┌─ DATA RECORDS

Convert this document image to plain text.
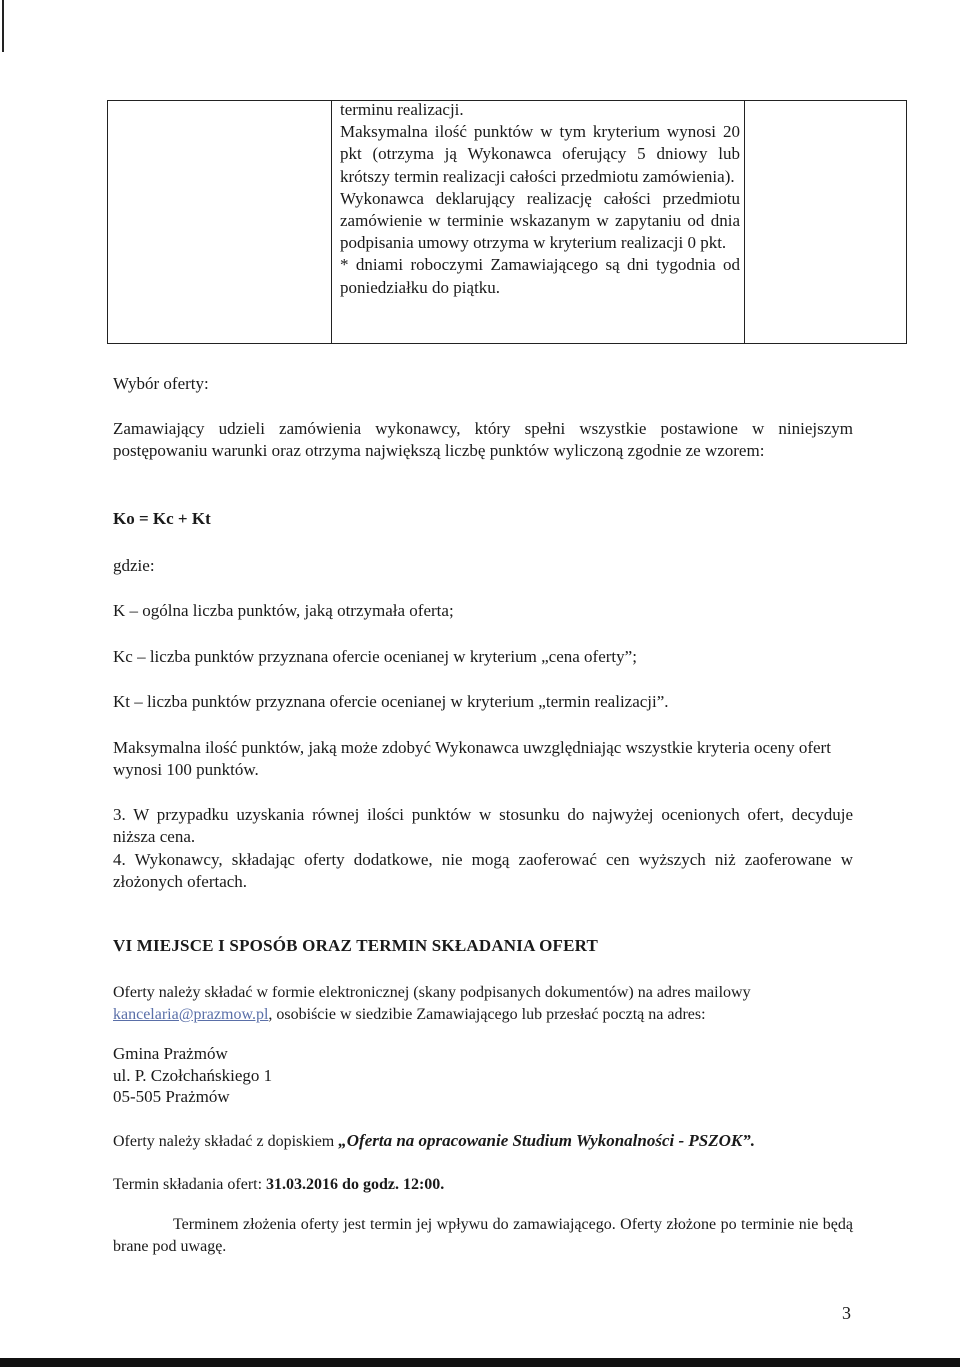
terminu realizacji.

Maksymalna ilość punktów w tym kryterium wynosi 20 pkt (otrzyma ją Wykonawca oferujący 5 dniowy lub krótszy termin realizacji całości przedmiotu zamówienia).

Wykonawca deklarujący realizację całości przedmiotu zamówienie w terminie wskazanym w zapytaniu od dnia podpisania umowy otrzyma w kryterium realizacji 0 pkt.

* dniami roboczymi Zamawiającego są dni tygodnia od poniedziałku do piątku.

Wybór oferty:

Zamawiający udzieli zamówienia wykonawcy, który spełni wszystkie postawione w niniejszym postępowaniu warunki oraz otrzyma największą liczbę punktów wyliczoną zgodnie ze wzorem:

Ko = Kc + Kt
gdzie:
K – ogólna liczba punktów, jaką otrzymała oferta;
Kc – liczba punktów przyznana ofercie ocenianej w kryterium „cena oferty”;
Kt – liczba punktów przyznana ofercie ocenianej w kryterium „termin realizacji”.

Maksymalna ilość punktów, jaką może zdobyć Wykonawca uwzględniając wszystkie kryteria oceny ofert wynosi 100 punktów.

3. W przypadku uzyskania równej ilości punktów w stosunku do najwyżej ocenionych ofert, decyduje niższa cena.

4. Wykonawcy, składając oferty dodatkowe, nie mogą zaoferować cen wyższych niż zaoferowane w złożonych ofertach.

VI MIEJSCE I SPOSÓB ORAZ TERMIN SKŁADANIA OFERT

Oferty należy składać w formie elektronicznej (skany podpisanych dokumentów) na adres mailowy

kancelaria@prazmow.pl, osobiście w siedzibie Zamawiającego lub przesłać pocztą na adres:

Gmina Prażmów

ul. P. Czołchańskiego 1

05-505 Prażmów

Oferty należy składać z dopiskiem „Oferta na opracowanie Studium Wykonalności - PSZOK”.
Termin składania ofert: 31.03.2016 do godz. 12:00.

Terminem złożenia oferty jest termin jej wpływu do zamawiającego. Oferty złożone po terminie nie będą brane pod uwagę.

3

└─

**GIVEN REQUEST**. Copy the records exactly. Skip the pictures.

**TASK ANSWER**.
Convert this document image to plain text.
terminu realizacji.

Maksymalna ilość punktów w tym kryterium wynosi 20 pkt (otrzyma ją Wykonawca oferujący 5 dniowy lub krótszy termin realizacji całości przedmiotu zamówienia).

Wykonawca deklarujący realizację całości przedmiotu zamówienie w terminie wskazanym w zapytaniu od dnia podpisania umowy otrzyma w kryterium realizacji 0 pkt.

* dniami roboczymi Zamawiającego są dni tygodnia od poniedziałku do piątku.

Wybór oferty:

Zamawiający udzieli zamówienia wykonawcy, który spełni wszystkie postawione w niniejszym postępowaniu warunki oraz otrzyma największą liczbę punktów wyliczoną zgodnie ze wzorem:

Ko = Kc + Kt
gdzie:
K – ogólna liczba punktów, jaką otrzymała oferta;
Kc – liczba punktów przyznana ofercie ocenianej w kryterium „cena oferty”;
Kt – liczba punktów przyznana ofercie ocenianej w kryterium „termin realizacji”.

Maksymalna ilość punktów, jaką może zdobyć Wykonawca uwzględniając wszystkie kryteria oceny ofert wynosi 100 punktów.

3. W przypadku uzyskania równej ilości punktów w stosunku do najwyżej ocenionych ofert, decyduje niższa cena.

4. Wykonawcy, składając oferty dodatkowe, nie mogą zaoferować cen wyższych niż zaoferowane w złożonych ofertach.

VI MIEJSCE I SPOSÓB ORAZ TERMIN SKŁADANIA OFERT

Oferty należy składać w formie elektronicznej (skany podpisanych dokumentów) na adres mailowy

kancelaria@prazmow.pl, osobiście w siedzibie Zamawiającego lub przesłać pocztą na adres:

Gmina Prażmów

ul. P. Czołchańskiego 1

05-505 Prażmów

Oferty należy składać z dopiskiem „Oferta na opracowanie Studium Wykonalności - PSZOK”.
Termin składania ofert: 31.03.2016 do godz. 12:00.

Terminem złożenia oferty jest termin jej wpływu do zamawiającego. Oferty złożone po terminie nie będą brane pod uwagę.

3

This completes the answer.